> The task: Hunt for the word "same" across the entries below, copying each line that holds it.

::: Extracted material :::

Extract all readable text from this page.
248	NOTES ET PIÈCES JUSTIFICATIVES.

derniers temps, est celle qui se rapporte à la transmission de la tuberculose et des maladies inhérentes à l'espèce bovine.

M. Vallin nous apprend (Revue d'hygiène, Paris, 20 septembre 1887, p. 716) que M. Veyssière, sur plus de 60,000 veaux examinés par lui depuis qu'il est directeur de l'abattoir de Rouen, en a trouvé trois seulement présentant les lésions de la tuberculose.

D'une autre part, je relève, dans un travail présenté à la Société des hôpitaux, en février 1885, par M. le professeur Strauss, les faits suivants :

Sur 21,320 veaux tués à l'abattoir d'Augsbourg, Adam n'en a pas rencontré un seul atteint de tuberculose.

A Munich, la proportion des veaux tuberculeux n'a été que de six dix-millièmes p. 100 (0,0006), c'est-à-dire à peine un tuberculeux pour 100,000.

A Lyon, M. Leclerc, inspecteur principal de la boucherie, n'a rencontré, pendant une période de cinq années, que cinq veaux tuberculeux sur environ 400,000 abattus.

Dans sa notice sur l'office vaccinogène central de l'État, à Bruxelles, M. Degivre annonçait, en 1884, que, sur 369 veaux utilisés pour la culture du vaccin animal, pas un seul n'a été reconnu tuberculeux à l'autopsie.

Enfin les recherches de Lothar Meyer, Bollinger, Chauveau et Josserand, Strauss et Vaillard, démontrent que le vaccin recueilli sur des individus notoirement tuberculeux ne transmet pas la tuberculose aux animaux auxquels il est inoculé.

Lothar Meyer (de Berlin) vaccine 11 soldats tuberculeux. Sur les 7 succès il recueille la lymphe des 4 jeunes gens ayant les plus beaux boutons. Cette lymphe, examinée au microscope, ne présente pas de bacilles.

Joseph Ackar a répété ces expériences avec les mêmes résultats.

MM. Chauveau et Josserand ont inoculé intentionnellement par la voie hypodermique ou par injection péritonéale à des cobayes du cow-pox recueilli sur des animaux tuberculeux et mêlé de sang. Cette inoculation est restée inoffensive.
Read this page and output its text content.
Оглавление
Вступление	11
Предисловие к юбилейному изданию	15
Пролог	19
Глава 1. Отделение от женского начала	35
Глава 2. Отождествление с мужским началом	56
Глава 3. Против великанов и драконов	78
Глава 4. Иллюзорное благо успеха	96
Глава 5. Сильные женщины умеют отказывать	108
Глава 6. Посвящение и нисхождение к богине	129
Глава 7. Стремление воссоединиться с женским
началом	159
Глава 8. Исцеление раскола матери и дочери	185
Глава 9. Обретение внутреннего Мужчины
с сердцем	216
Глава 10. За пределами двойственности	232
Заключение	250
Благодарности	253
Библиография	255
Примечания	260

:::
::: Extracted material :::

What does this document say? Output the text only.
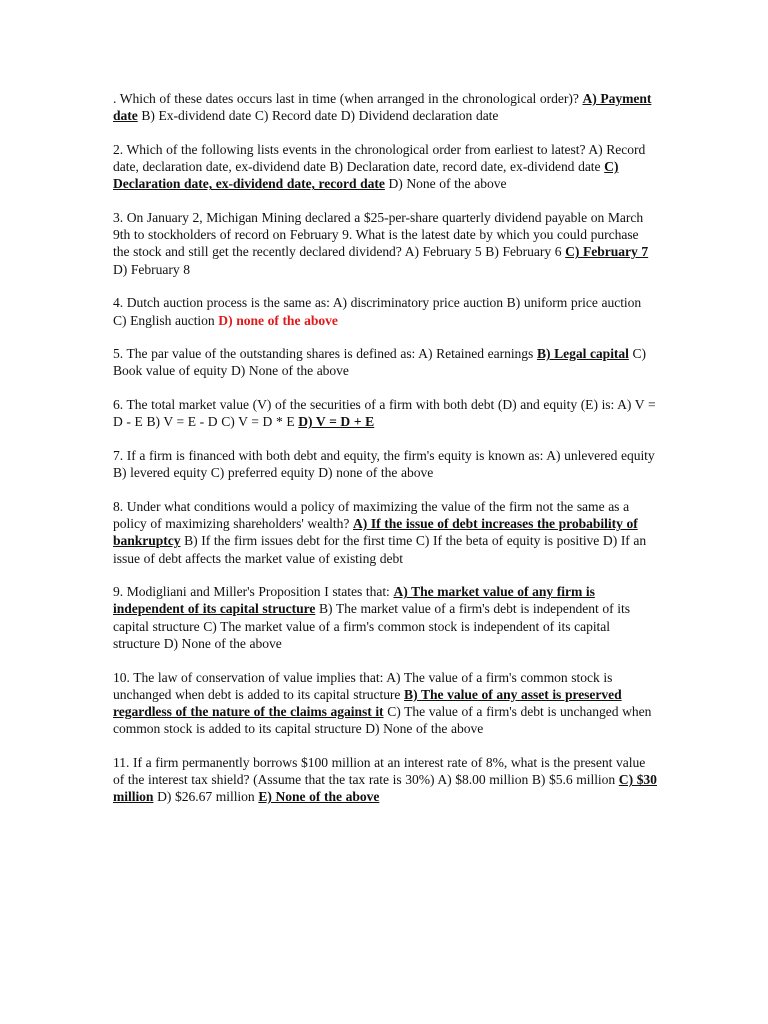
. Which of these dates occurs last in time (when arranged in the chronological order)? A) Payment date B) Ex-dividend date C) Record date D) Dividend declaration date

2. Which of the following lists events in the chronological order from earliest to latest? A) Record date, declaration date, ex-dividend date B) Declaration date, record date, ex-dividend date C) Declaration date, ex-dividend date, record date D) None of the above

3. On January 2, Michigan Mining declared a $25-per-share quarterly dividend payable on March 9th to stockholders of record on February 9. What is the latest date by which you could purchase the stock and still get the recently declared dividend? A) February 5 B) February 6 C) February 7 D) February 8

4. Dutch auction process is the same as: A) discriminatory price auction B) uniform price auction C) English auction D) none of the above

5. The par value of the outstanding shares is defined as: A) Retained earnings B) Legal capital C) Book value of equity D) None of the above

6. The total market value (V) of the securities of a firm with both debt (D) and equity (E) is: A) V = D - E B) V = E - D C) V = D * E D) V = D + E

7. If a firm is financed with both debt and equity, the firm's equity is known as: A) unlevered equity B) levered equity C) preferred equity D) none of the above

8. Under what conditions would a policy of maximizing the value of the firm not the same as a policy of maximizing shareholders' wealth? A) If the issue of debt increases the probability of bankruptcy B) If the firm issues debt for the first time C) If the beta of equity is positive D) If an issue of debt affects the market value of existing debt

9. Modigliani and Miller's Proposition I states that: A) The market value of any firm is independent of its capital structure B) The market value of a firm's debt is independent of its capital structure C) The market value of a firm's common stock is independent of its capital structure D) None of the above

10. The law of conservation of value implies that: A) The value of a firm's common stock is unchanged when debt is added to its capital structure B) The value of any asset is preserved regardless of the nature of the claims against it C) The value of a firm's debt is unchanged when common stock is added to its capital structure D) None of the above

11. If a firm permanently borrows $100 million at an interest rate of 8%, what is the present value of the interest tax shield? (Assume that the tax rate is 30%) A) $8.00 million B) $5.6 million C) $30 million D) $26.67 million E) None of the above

:::
::: Extracted material :::

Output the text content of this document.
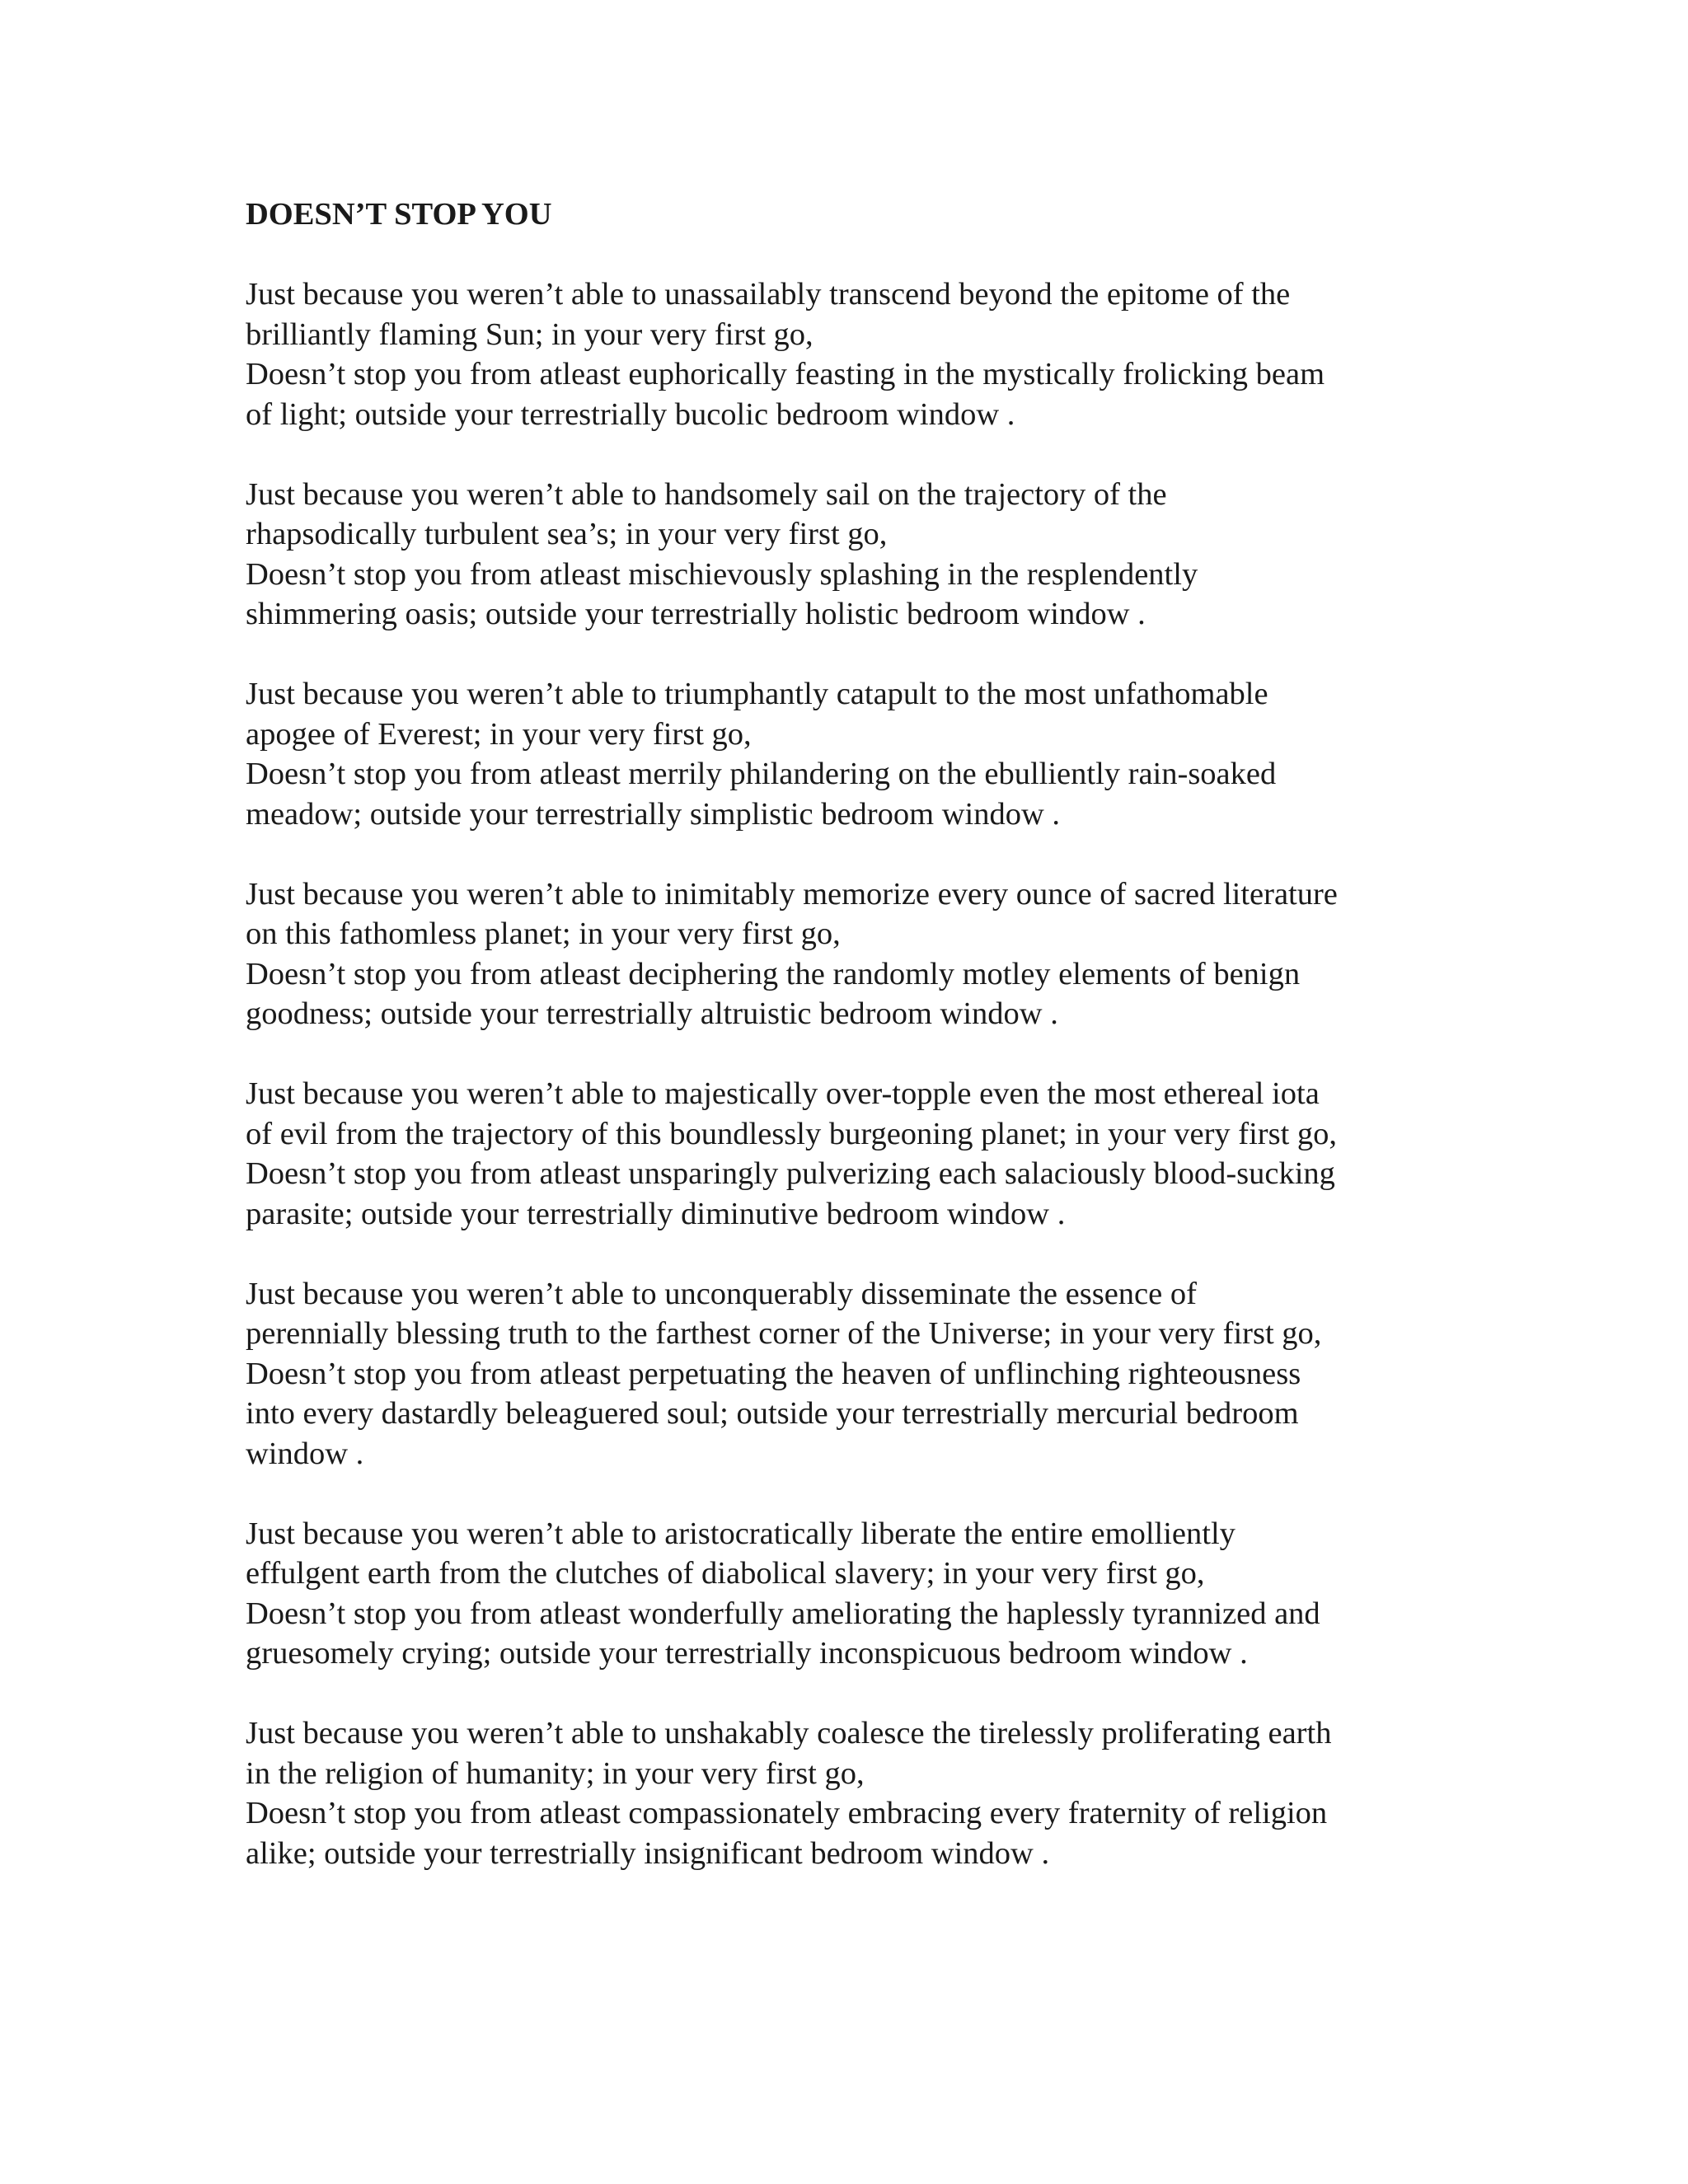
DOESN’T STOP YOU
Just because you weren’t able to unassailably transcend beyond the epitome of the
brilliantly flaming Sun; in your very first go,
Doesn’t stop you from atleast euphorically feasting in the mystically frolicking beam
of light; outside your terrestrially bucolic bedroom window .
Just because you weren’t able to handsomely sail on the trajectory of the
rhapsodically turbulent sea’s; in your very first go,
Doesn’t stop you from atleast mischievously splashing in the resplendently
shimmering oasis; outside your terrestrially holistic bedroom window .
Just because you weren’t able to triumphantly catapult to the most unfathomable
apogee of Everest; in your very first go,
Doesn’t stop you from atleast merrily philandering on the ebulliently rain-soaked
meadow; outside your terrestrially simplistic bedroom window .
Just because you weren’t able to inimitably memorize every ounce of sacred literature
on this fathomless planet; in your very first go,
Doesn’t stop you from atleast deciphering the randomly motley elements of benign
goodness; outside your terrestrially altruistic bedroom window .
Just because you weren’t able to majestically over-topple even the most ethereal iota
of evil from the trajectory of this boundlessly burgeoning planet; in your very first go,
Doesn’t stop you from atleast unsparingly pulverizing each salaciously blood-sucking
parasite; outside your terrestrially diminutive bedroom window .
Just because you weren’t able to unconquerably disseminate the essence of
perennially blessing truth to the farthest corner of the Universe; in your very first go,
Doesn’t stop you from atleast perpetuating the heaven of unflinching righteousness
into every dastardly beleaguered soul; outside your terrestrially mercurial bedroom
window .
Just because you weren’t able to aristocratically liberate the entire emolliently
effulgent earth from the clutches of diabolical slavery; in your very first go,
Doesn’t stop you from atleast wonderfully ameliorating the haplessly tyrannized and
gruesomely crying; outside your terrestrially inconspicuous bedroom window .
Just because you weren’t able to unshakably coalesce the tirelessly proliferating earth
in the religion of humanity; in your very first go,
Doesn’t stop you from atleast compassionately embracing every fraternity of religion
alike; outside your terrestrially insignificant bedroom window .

:::

> Result for this task:
4. Dutch auction process is the same as: A) discriminatory price auction B) uniform price auction C) English auction D) none of the above
8. Under what conditions would a policy of maximizing the value of the firm not the same as a policy of maximizing shareholders' wealth? A) If the issue of debt increases the probability of bankruptcy B) If the firm issues debt for the first time C) If the beta of equity is positive D) If an issue of debt affects the market value of existing debt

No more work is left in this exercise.